▸ **PROBLEM DESCRIPTION**:
Write out verbatim the lines of the material starting at the line that contains "calendar-day[interactable]: 12 bbox=[133, 640, 159, 660]" and ending at the line that contains "assign-tags-this-item[interactable]: ◆ Assign", including both of those lines.

## Start SUPPLIED MATERIAL

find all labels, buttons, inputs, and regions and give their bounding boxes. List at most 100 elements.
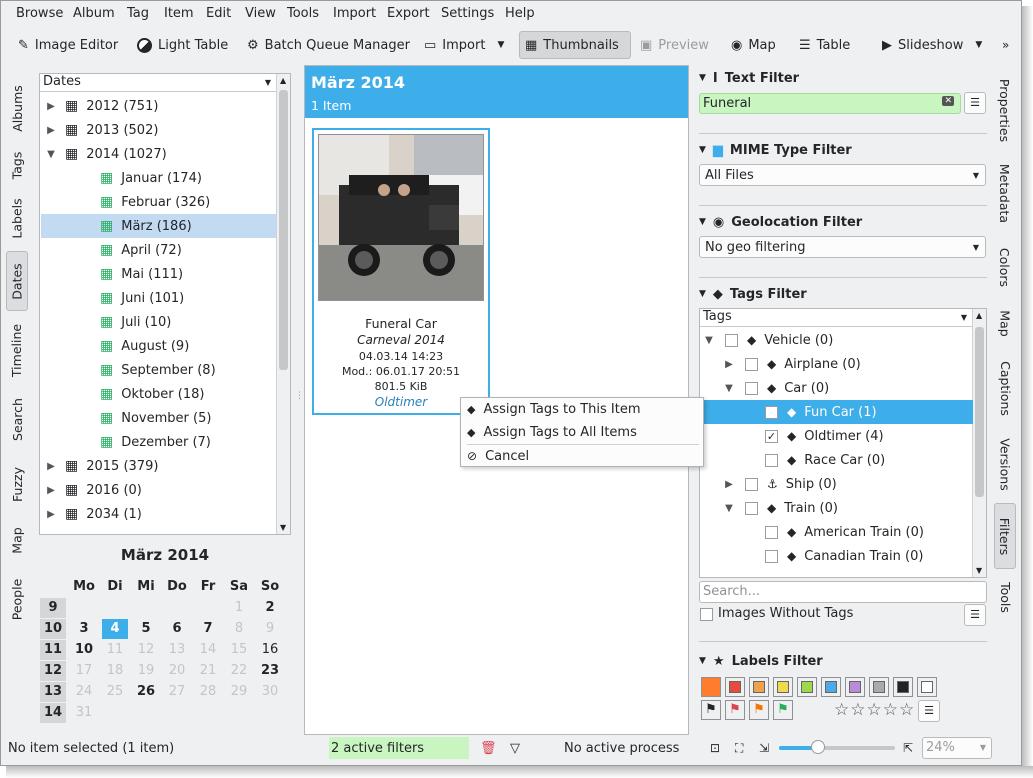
calendar-day[interactable]: 12 bbox=[133, 640, 159, 660]
tab-properties[interactable]: Properties bbox=[994, 67, 1016, 153]
calendar-day[interactable]: 13 bbox=[164, 640, 190, 660]
calendar-day[interactable]: 4 bbox=[102, 619, 128, 639]
calendar-day[interactable]: 8 bbox=[226, 619, 252, 639]
date-tree-item[interactable]: ▦ Dezember (7) bbox=[41, 430, 277, 454]
color-label-swatch[interactable] bbox=[701, 677, 721, 697]
toolbar-overflow-icon[interactable]: » bbox=[997, 31, 1014, 59]
date-tree-item[interactable]: ▦ Juli (10) bbox=[41, 310, 277, 334]
tab-captions[interactable]: Captions bbox=[994, 349, 1016, 427]
tab-people[interactable]: People bbox=[6, 566, 28, 632]
zoom-out-icon[interactable]: ⇲ bbox=[759, 737, 769, 759]
calendar-day[interactable]: 14 bbox=[195, 640, 221, 660]
slideshow-button[interactable]: ▶ Slideshow ▼ bbox=[877, 31, 987, 59]
menu-album[interactable]: Album bbox=[73, 6, 115, 21]
date-tree-item[interactable]: ▦ Juni (101) bbox=[41, 286, 277, 310]
expand-arrow-icon[interactable]: ▼ bbox=[45, 149, 57, 160]
labels-filter-options-button[interactable]: ☰ bbox=[918, 700, 940, 722]
calendar-day[interactable]: 31 bbox=[71, 703, 97, 723]
zoom-in-icon[interactable]: ⇱ bbox=[903, 737, 913, 759]
scrollbar-handle[interactable] bbox=[975, 327, 984, 497]
expand-arrow-icon[interactable]: ▶ bbox=[45, 125, 57, 136]
cancel-menu-item[interactable]: ⊘ Cancel bbox=[467, 445, 529, 467]
date-tree-item[interactable]: ▦ Februar (326) bbox=[41, 190, 277, 214]
date-tree-item[interactable]: ▦ Januar (174) bbox=[41, 166, 277, 190]
date-tree-item[interactable]: ▶ ▦ 2034 (1) bbox=[41, 502, 277, 526]
calendar-day[interactable]: 17 bbox=[71, 661, 97, 681]
zoom-fit-icon[interactable]: ⊡ bbox=[710, 737, 720, 759]
tag-tree-item[interactable]: ◆ Canadian Train (0) bbox=[701, 544, 973, 568]
date-tree-item[interactable]: ▶ ▦ 2015 (379) bbox=[41, 454, 277, 478]
color-label-swatch[interactable] bbox=[725, 677, 745, 697]
calendar-day[interactable]: 7 bbox=[195, 619, 221, 639]
assign-tags-this-item[interactable]: ◆ Assign Tags to This Item bbox=[467, 398, 641, 420]
expand-arrow-icon[interactable]: ▼ bbox=[703, 335, 715, 346]
tab-colors[interactable]: Colors bbox=[994, 237, 1016, 297]
rating-stars-icon[interactable]: ☆☆☆☆☆ bbox=[834, 700, 915, 720]
expand-arrow-icon[interactable]: ▶ bbox=[45, 509, 57, 520]
tab-map-right[interactable]: Map bbox=[994, 299, 1016, 347]
mime-filter-header[interactable]: ▼ ▆ MIME Type Filter bbox=[699, 139, 852, 161]
date-tree-item[interactable]: ▶ ▦ 2012 (751) bbox=[41, 94, 277, 118]
batch-queue-button[interactable]: ⚙ Batch Queue Manager bbox=[242, 31, 415, 59]
menu-edit[interactable]: Edit bbox=[206, 6, 231, 21]
labels-filter-header[interactable]: ▼ ★ Labels Filter bbox=[699, 650, 823, 672]
calendar-day[interactable]: 24 bbox=[71, 682, 97, 702]
tag-checkbox[interactable] bbox=[765, 525, 778, 539]
text-filter-input[interactable]: Funeral ✕ bbox=[699, 93, 961, 114]
trash-icon[interactable]: 🗑 bbox=[480, 737, 497, 759]
calendar-day[interactable]: 27 bbox=[164, 682, 190, 702]
tag-checkbox[interactable]: ✓ bbox=[765, 429, 778, 443]
color-label-swatch[interactable] bbox=[917, 677, 937, 697]
menu-view[interactable]: View bbox=[245, 6, 276, 21]
date-tree-item[interactable]: ▶ ▦ 2013 (502) bbox=[41, 118, 277, 142]
tab-metadata[interactable]: Metadata bbox=[994, 153, 1016, 233]
tag-checkbox[interactable] bbox=[765, 405, 778, 419]
filter-icon[interactable]: ▽ bbox=[510, 737, 520, 759]
expand-arrow-icon[interactable]: ▶ bbox=[723, 479, 735, 490]
calendar-day[interactable]: 25 bbox=[102, 682, 128, 702]
calendar-day[interactable]: 1 bbox=[226, 598, 252, 618]
date-tree-item[interactable]: ▦ September (8) bbox=[41, 358, 277, 382]
tag-tree-item[interactable]: ▶ ◆ Airplane (0) bbox=[701, 352, 973, 376]
tag-checkbox[interactable] bbox=[745, 357, 758, 371]
mime-type-select[interactable]: All Files ▼ bbox=[699, 164, 986, 186]
calendar-day[interactable]: 20 bbox=[164, 661, 190, 681]
flag-pending-icon[interactable]: ⚑ bbox=[749, 700, 769, 720]
tag-tree-item[interactable]: ▶ ⚓ Ship (0) bbox=[701, 472, 973, 496]
tab-versions[interactable]: Versions bbox=[994, 427, 1016, 501]
expand-arrow-icon[interactable]: ▼ bbox=[723, 503, 735, 514]
expand-arrow-icon[interactable]: ▶ bbox=[723, 359, 735, 370]
tag-checkbox[interactable] bbox=[725, 333, 738, 347]
expand-arrow-icon[interactable]: ▼ bbox=[723, 383, 735, 394]
chevron-down-icon[interactable]: ▼ bbox=[497, 40, 504, 50]
light-table-button[interactable]: Light Table bbox=[132, 31, 233, 59]
zoom-level-input[interactable]: 24% ▼ bbox=[922, 737, 992, 759]
geo-filter-select[interactable]: No geo filtering ▼ bbox=[699, 236, 986, 258]
calendar-day[interactable]: 18 bbox=[102, 661, 128, 681]
flag-none-icon[interactable]: ⚑ bbox=[701, 700, 721, 720]
tab-map[interactable]: Map bbox=[6, 515, 28, 565]
zoom-fullscreen-icon[interactable]: ⛶ bbox=[735, 737, 743, 759]
tag-checkbox[interactable] bbox=[765, 549, 778, 563]
calendar-day[interactable]: 29 bbox=[226, 682, 252, 702]
calendar-day[interactable]: 28 bbox=[195, 682, 221, 702]
calendar-day[interactable]: 5 bbox=[133, 619, 159, 639]
thumbnail-item[interactable]: Funeral Car Carneval 2014 04.03.14 14:23… bbox=[312, 128, 490, 415]
calendar-day[interactable]: 16 bbox=[257, 640, 283, 660]
menu-browse[interactable]: Browse bbox=[16, 6, 63, 21]
calendar-day[interactable]: 15 bbox=[226, 640, 252, 660]
tag-checkbox[interactable] bbox=[765, 453, 778, 467]
color-label-swatch[interactable] bbox=[821, 677, 841, 697]
menu-import[interactable]: Import bbox=[333, 6, 376, 21]
color-label-swatch[interactable] bbox=[893, 677, 913, 697]
calendar-day[interactable]: 11 bbox=[102, 640, 128, 660]
chevron-down-icon[interactable]: ▼ bbox=[975, 40, 982, 50]
color-label-swatch[interactable] bbox=[749, 677, 769, 697]
tags-search-input[interactable]: Search... bbox=[699, 581, 987, 603]
color-label-swatch[interactable] bbox=[869, 677, 889, 697]
color-label-swatch[interactable] bbox=[797, 677, 817, 697]
date-tree-item[interactable]: ▼ ▦ 2014 (1027) bbox=[41, 142, 277, 166]
expand-arrow-icon[interactable]: ▶ bbox=[45, 101, 57, 112]
tags-filter-options-button[interactable]: ☰ bbox=[964, 604, 986, 626]
dates-tree-header[interactable]: Dates ▼ bbox=[40, 74, 276, 92]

## End SUPPLIED MATERIAL

▸ **WRITTEN REPLY**:
calendar-day[interactable]: 12 bbox=[133, 640, 159, 660]
tab-properties[interactable]: Properties bbox=[994, 67, 1016, 153]
calendar-day[interactable]: 13 bbox=[164, 640, 190, 660]
calendar-day[interactable]: 4 bbox=[102, 619, 128, 639]
calendar-day[interactable]: 8 bbox=[226, 619, 252, 639]
date-tree-item[interactable]: ▦ Dezember (7) bbox=[41, 430, 277, 454]
color-label-swatch[interactable] bbox=[701, 677, 721, 697]
toolbar-overflow-icon[interactable]: » bbox=[997, 31, 1014, 59]
date-tree-item[interactable]: ▦ Juli (10) bbox=[41, 310, 277, 334]
tab-captions[interactable]: Captions bbox=[994, 349, 1016, 427]
tab-people[interactable]: People bbox=[6, 566, 28, 632]
zoom-out-icon[interactable]: ⇲ bbox=[759, 737, 769, 759]
calendar-day[interactable]: 14 bbox=[195, 640, 221, 660]
slideshow-button[interactable]: ▶ Slideshow ▼ bbox=[877, 31, 987, 59]
menu-album[interactable]: Album bbox=[73, 6, 115, 21]
date-tree-item[interactable]: ▦ Juni (101) bbox=[41, 286, 277, 310]
expand-arrow-icon[interactable]: ▼ bbox=[45, 149, 57, 160]
labels-filter-options-button[interactable]: ☰ bbox=[918, 700, 940, 722]
calendar-day[interactable]: 31 bbox=[71, 703, 97, 723]
zoom-in-icon[interactable]: ⇱ bbox=[903, 737, 913, 759]
scrollbar-handle[interactable] bbox=[975, 327, 984, 497]
expand-arrow-icon[interactable]: ▶ bbox=[45, 125, 57, 136]
cancel-menu-item[interactable]: ⊘ Cancel bbox=[467, 445, 529, 467]
date-tree-item[interactable]: ▦ Februar (326) bbox=[41, 190, 277, 214]
date-tree-item[interactable]: ▦ Januar (174) bbox=[41, 166, 277, 190]
date-tree-item[interactable]: ▶ ▦ 2034 (1) bbox=[41, 502, 277, 526]
calendar-day[interactable]: 17 bbox=[71, 661, 97, 681]
zoom-fit-icon[interactable]: ⊡ bbox=[710, 737, 720, 759]
tag-tree-item[interactable]: ◆ Canadian Train (0) bbox=[701, 544, 973, 568]
date-tree-item[interactable]: ▶ ▦ 2015 (379) bbox=[41, 454, 277, 478]
color-label-swatch[interactable] bbox=[725, 677, 745, 697]
calendar-day[interactable]: 7 bbox=[195, 619, 221, 639]
assign-tags-this-item[interactable]: ◆ Assign Tags to This Item bbox=[467, 398, 641, 420]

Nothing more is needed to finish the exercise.